# [SHORT TASK]
Word for word, quote all of the material, omitting the pictures.

# [MATERIAL]
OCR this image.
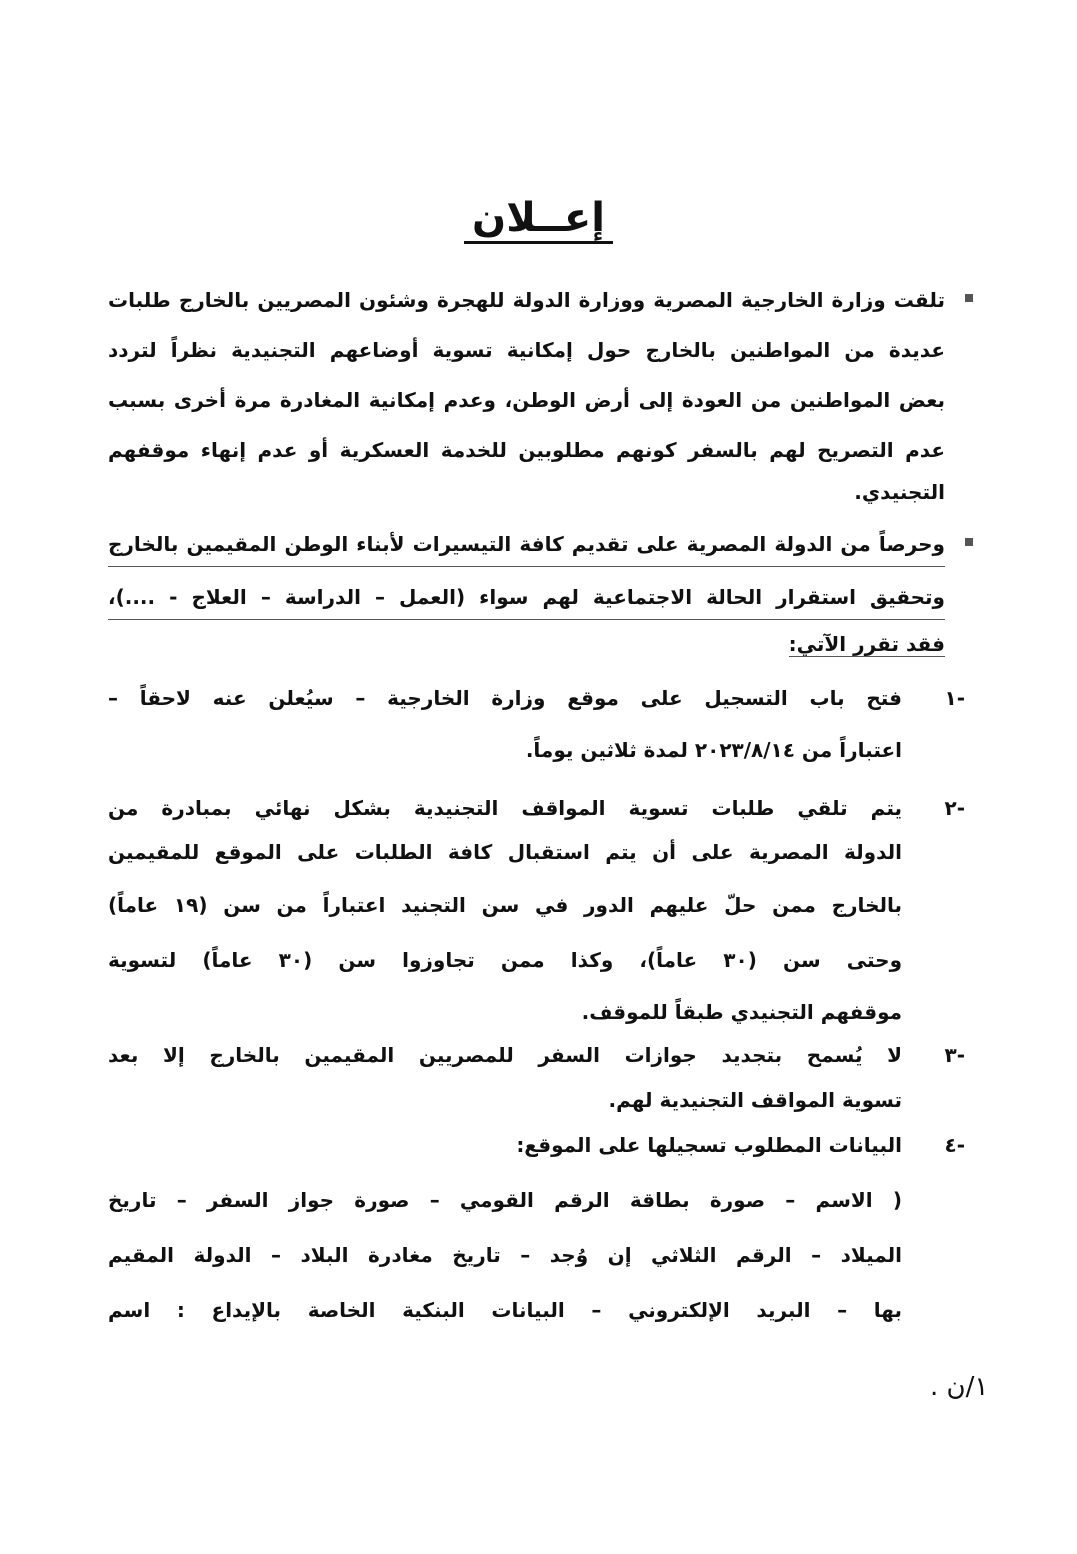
إعــلان
تلقت وزارة الخارجية المصرية ووزارة الدولة للهجرة وشئون المصريين بالخارج طلبات
عديدة من المواطنين بالخارج حول إمكانية تسوية أوضاعهم التجنيدية نظراً لتردد
بعض المواطنين من العودة إلى أرض الوطن، وعدم إمكانية المغادرة مرة أخرى بسبب
عدم التصريح لهم بالسفر كونهم مطلوبين للخدمة العسكرية أو عدم إنهاء موقفهم
التجنيدي.
وحرصاً من الدولة المصرية على تقديم كافة التيسيرات لأبناء الوطن المقيمين بالخارج
وتحقيق استقرار الحالة الاجتماعية لهم سواء (العمل – الدراسة – العلاج - ....)،
فقد تقرر الآتي:
-١
فتح باب التسجيل على موقع وزارة الخارجية – سيُعلن عنه لاحقاً –
اعتباراً من ٢٠٢٣/٨/١٤ لمدة ثلاثين يوماً.
-٢
يتم تلقي طلبات تسوية المواقف التجنيدية بشكل نهائي بمبادرة من
الدولة المصرية على أن يتم استقبال كافة الطلبات على الموقع للمقيمين
بالخارج ممن حلّ عليهم الدور في سن التجنيد اعتباراً من سن (١٩ عاماً)
وحتى سن (٣٠ عاماً)، وكذا ممن تجاوزوا سن (٣٠ عاماً) لتسوية
موقفهم التجنيدي طبقاً للموقف.
-٣
لا يُسمح بتجديد جوازات السفر للمصريين المقيمين بالخارج إلا بعد
تسوية المواقف التجنيدية لهم.
-٤
البيانات المطلوب تسجيلها على الموقع:
( الاسم – صورة بطاقة الرقم القومي – صورة جواز السفر – تاريخ
الميلاد – الرقم الثلاثي إن وُجد – تاريخ مغادرة البلاد – الدولة المقيم
بها – البريد الإلكتروني – البيانات البنكية الخاصة بالإيداع : اسم
١/ن .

# [OUTPUT OF THE TASK]
OCR this image.
إعــلان
تلقت وزارة الخارجية المصرية ووزارة الدولة للهجرة وشئون المصريين بالخارج طلبات
عديدة من المواطنين بالخارج حول إمكانية تسوية أوضاعهم التجنيدية نظراً لتردد
بعض المواطنين من العودة إلى أرض الوطن، وعدم إمكانية المغادرة مرة أخرى بسبب
عدم التصريح لهم بالسفر كونهم مطلوبين للخدمة العسكرية أو عدم إنهاء موقفهم
التجنيدي.
وحرصاً من الدولة المصرية على تقديم كافة التيسيرات لأبناء الوطن المقيمين بالخارج
وتحقيق استقرار الحالة الاجتماعية لهم سواء (العمل – الدراسة – العلاج - ....)،
فقد تقرر الآتي:
-١
فتح باب التسجيل على موقع وزارة الخارجية – سيُعلن عنه لاحقاً –
اعتباراً من ٢٠٢٣/٨/١٤ لمدة ثلاثين يوماً.
-٢
يتم تلقي طلبات تسوية المواقف التجنيدية بشكل نهائي بمبادرة من
الدولة المصرية على أن يتم استقبال كافة الطلبات على الموقع للمقيمين
بالخارج ممن حلّ عليهم الدور في سن التجنيد اعتباراً من سن (١٩ عاماً)
وحتى سن (٣٠ عاماً)، وكذا ممن تجاوزوا سن (٣٠ عاماً) لتسوية
موقفهم التجنيدي طبقاً للموقف.
-٣
لا يُسمح بتجديد جوازات السفر للمصريين المقيمين بالخارج إلا بعد
تسوية المواقف التجنيدية لهم.
-٤
البيانات المطلوب تسجيلها على الموقع:
( الاسم – صورة بطاقة الرقم القومي – صورة جواز السفر – تاريخ
الميلاد – الرقم الثلاثي إن وُجد – تاريخ مغادرة البلاد – الدولة المقيم
بها – البريد الإلكتروني – البيانات البنكية الخاصة بالإيداع : اسم
١/ن .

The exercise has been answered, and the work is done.